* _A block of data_
....
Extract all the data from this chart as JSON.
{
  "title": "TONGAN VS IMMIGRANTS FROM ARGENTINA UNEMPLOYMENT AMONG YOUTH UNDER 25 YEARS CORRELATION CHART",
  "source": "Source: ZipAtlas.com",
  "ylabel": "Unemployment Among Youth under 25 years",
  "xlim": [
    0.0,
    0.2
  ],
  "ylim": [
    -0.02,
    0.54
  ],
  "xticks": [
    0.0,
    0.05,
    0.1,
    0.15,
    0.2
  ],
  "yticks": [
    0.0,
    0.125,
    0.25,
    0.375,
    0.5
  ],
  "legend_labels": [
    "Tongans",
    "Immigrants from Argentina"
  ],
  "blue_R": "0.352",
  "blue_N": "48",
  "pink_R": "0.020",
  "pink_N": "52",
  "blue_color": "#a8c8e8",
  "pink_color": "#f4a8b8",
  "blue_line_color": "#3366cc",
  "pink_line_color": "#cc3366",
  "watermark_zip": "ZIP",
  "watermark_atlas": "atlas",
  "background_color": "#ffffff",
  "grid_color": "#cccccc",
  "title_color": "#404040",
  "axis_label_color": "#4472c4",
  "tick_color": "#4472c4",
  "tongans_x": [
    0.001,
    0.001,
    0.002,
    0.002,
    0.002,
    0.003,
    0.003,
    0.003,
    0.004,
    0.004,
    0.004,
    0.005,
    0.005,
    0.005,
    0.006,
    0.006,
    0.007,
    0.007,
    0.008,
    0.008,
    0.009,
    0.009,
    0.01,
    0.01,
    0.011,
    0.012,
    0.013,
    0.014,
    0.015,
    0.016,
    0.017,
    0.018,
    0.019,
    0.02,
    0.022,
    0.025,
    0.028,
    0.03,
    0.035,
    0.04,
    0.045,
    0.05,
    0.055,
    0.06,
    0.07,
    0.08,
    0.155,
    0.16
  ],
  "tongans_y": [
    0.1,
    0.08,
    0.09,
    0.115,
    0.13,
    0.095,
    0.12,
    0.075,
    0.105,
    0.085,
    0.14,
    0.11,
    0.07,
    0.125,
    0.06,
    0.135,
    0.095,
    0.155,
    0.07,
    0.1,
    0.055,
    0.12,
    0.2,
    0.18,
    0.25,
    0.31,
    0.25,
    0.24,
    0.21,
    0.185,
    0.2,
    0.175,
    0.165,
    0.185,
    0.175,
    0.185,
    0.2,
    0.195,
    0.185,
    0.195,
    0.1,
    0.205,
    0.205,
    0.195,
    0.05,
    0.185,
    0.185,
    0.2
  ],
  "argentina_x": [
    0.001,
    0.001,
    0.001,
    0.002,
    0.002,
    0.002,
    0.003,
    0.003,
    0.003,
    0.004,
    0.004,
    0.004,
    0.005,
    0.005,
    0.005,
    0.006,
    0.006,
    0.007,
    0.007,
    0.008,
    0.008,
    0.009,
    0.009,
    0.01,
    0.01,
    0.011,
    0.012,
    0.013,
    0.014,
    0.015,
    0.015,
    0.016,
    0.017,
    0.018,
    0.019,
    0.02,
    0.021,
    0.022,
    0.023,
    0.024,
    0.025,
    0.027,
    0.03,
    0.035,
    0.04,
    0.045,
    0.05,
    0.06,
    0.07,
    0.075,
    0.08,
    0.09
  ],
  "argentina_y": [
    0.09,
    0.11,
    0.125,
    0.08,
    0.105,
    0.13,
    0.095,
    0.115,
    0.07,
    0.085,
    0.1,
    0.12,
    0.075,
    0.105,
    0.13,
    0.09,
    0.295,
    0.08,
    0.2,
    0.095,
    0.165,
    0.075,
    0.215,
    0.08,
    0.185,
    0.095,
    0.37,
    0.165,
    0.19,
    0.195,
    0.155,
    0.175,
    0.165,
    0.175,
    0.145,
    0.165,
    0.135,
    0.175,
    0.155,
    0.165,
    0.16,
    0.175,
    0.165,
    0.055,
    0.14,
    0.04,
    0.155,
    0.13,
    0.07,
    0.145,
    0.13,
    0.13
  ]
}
....
* _Short task_
Extract the full set of entries word for word.

* _Correct output_
Extract all the data from this chart as JSON.
{
  "title": "TONGAN VS IMMIGRANTS FROM ARGENTINA UNEMPLOYMENT AMONG YOUTH UNDER 25 YEARS CORRELATION CHART",
  "source": "Source: ZipAtlas.com",
  "ylabel": "Unemployment Among Youth under 25 years",
  "xlim": [
    0.0,
    0.2
  ],
  "ylim": [
    -0.02,
    0.54
  ],
  "xticks": [
    0.0,
    0.05,
    0.1,
    0.15,
    0.2
  ],
  "yticks": [
    0.0,
    0.125,
    0.25,
    0.375,
    0.5
  ],
  "legend_labels": [
    "Tongans",
    "Immigrants from Argentina"
  ],
  "blue_R": "0.352",
  "blue_N": "48",
  "pink_R": "0.020",
  "pink_N": "52",
  "blue_color": "#a8c8e8",
  "pink_color": "#f4a8b8",
  "blue_line_color": "#3366cc",
  "pink_line_color": "#cc3366",
  "watermark_zip": "ZIP",
  "watermark_atlas": "atlas",
  "background_color": "#ffffff",
  "grid_color": "#cccccc",
  "title_color": "#404040",
  "axis_label_color": "#4472c4",
  "tick_color": "#4472c4",
  "tongans_x": [
    0.001,
    0.001,
    0.002,
    0.002,
    0.002,
    0.003,
    0.003,
    0.003,
    0.004,
    0.004,
    0.004,
    0.005,
    0.005,
    0.005,
    0.006,
    0.006,
    0.007,
    0.007,
    0.008,
    0.008,
    0.009,
    0.009,
    0.01,
    0.01,
    0.011,
    0.012,
    0.013,
    0.014,
    0.015,
    0.016,
    0.017,
    0.018,
    0.019,
    0.02,
    0.022,
    0.025,
    0.028,
    0.03,
    0.035,
    0.04,
    0.045,
    0.05,
    0.055,
    0.06,
    0.07,
    0.08,
    0.155,
    0.16
  ],
  "tongans_y": [
    0.1,
    0.08,
    0.09,
    0.115,
    0.13,
    0.095,
    0.12,
    0.075,
    0.105,
    0.085,
    0.14,
    0.11,
    0.07,
    0.125,
    0.06,
    0.135,
    0.095,
    0.155,
    0.07,
    0.1,
    0.055,
    0.12,
    0.2,
    0.18,
    0.25,
    0.31,
    0.25,
    0.24,
    0.21,
    0.185,
    0.2,
    0.175,
    0.165,
    0.185,
    0.175,
    0.185,
    0.2,
    0.195,
    0.185,
    0.195,
    0.1,
    0.205,
    0.205,
    0.195,
    0.05,
    0.185,
    0.185,
    0.2
  ],
  "argentina_x": [
    0.001,
    0.001,
    0.001,
    0.002,
    0.002,
    0.002,
    0.003,
    0.003,
    0.003,
    0.004,
    0.004,
    0.004,
    0.005,
    0.005,
    0.005,
    0.006,
    0.006,
    0.007,
    0.007,
    0.008,
    0.008,
    0.009,
    0.009,
    0.01,
    0.01,
    0.011,
    0.012,
    0.013,
    0.014,
    0.015,
    0.015,
    0.016,
    0.017,
    0.018,
    0.019,
    0.02,
    0.021,
    0.022,
    0.023,
    0.024,
    0.025,
    0.027,
    0.03,
    0.035,
    0.04,
    0.045,
    0.05,
    0.06,
    0.07,
    0.075,
    0.08,
    0.09
  ],
  "argentina_y": [
    0.09,
    0.11,
    0.125,
    0.08,
    0.105,
    0.13,
    0.095,
    0.115,
    0.07,
    0.085,
    0.1,
    0.12,
    0.075,
    0.105,
    0.13,
    0.09,
    0.295,
    0.08,
    0.2,
    0.095,
    0.165,
    0.075,
    0.215,
    0.08,
    0.185,
    0.095,
    0.37,
    0.165,
    0.19,
    0.195,
    0.155,
    0.175,
    0.165,
    0.175,
    0.145,
    0.165,
    0.135,
    0.175,
    0.155,
    0.165,
    0.16,
    0.175,
    0.165,
    0.055,
    0.14,
    0.04,
    0.155,
    0.13,
    0.07,
    0.145,
    0.13,
    0.13
  ]
}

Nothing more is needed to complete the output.